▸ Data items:
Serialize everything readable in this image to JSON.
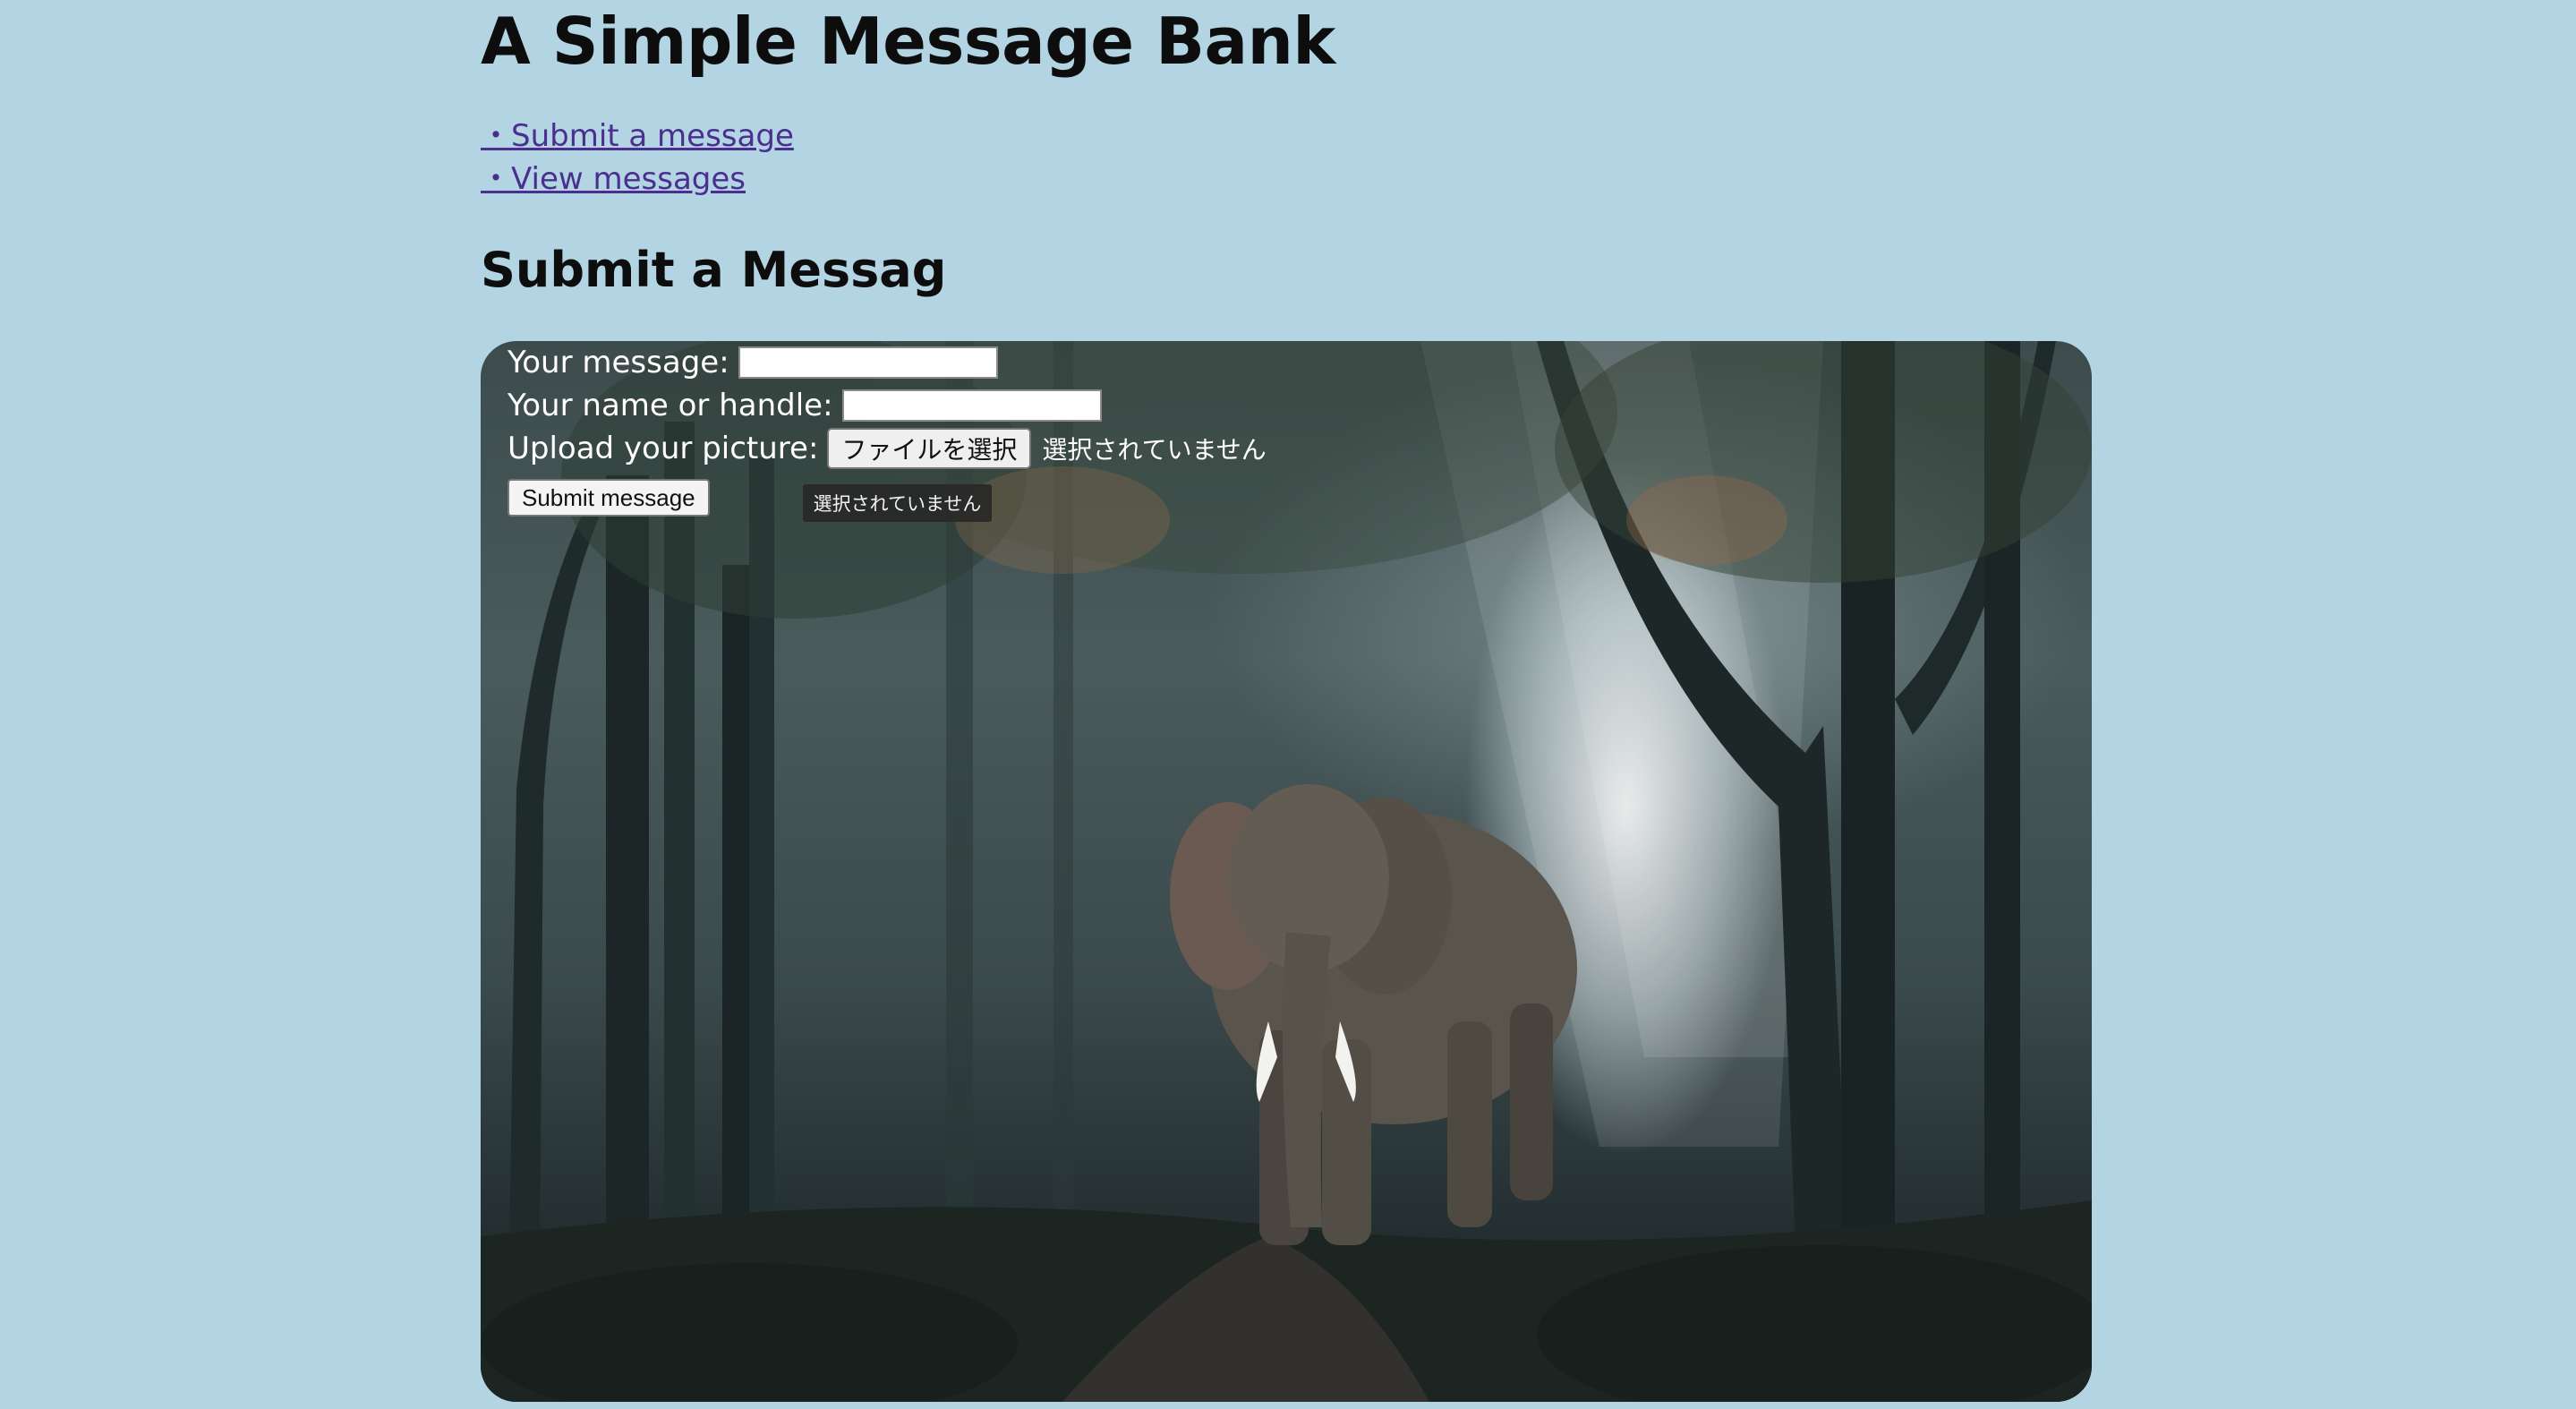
{
  "page": {
    "title": "A Simple Message Bank",
    "nav": {
      "submit_link": "・Submit a message",
      "view_link": "・View messages"
    },
    "section_heading": "Submit a Messag"
  },
  "form": {
    "message_label": "Your message:",
    "message_value": "",
    "name_label": "Your name or handle:",
    "name_value": "",
    "picture_label": "Upload your picture:",
    "file_button_label": "ファイルを選択",
    "file_status": "選択されていません",
    "submit_label": "Submit message",
    "tooltip_text": "選択されていません"
  },
  "colors": {
    "page_background": "#b3d5e3",
    "link": "#4a2f8f"
  }
}
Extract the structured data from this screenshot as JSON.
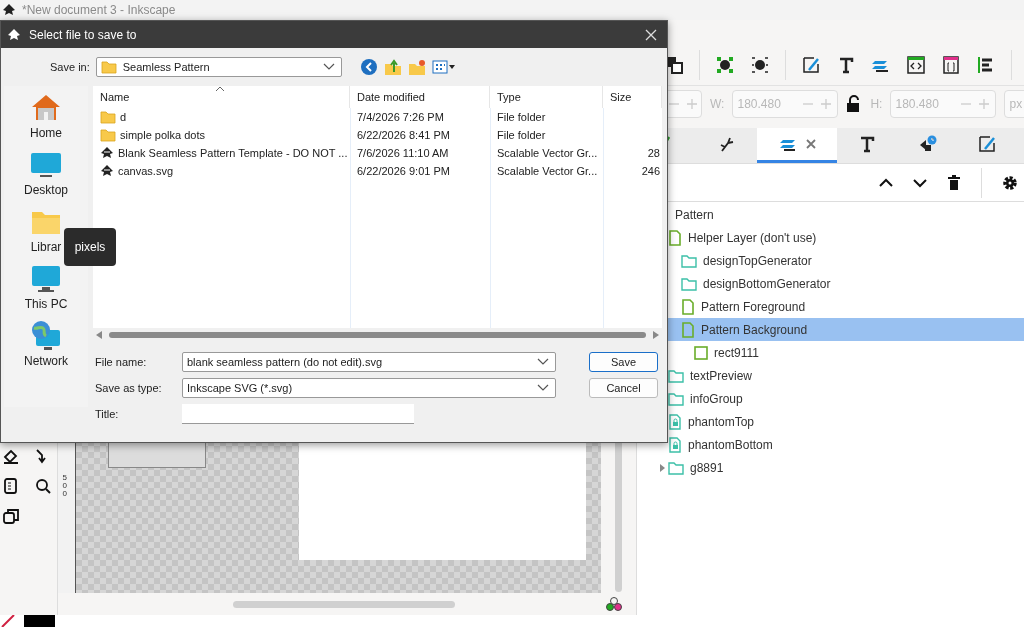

▸ TASK DESCRIPTION:
Set the listing down in full and exactly. Pictures within it should not appear in the copy.

▸ WRITTEN ANSWER:
Serialize everything readable in this image to JSON.
{
  "page": {
    "title": "A Simple Message Bank",
    "nav": {
      "submit_link": "・Submit a message",
      "view_link": "・View messages"
    },
    "section_heading": "Submit a Messag"
  },
  "form": {
    "message_label": "Your message:",
    "message_value": "",
    "name_label": "Your name or handle:",
    "name_value": "",
    "picture_label": "Upload your picture:",
    "file_button_label": "ファイルを選択",
    "file_status": "選択されていません",
    "submit_label": "Submit message",
    "tooltip_text": "選択されていません"
  },
  "colors": {
    "page_background": "#b3d5e3",
    "link": "#4a2f8f"
  }
}
Extract the structured data from this screenshot as JSON.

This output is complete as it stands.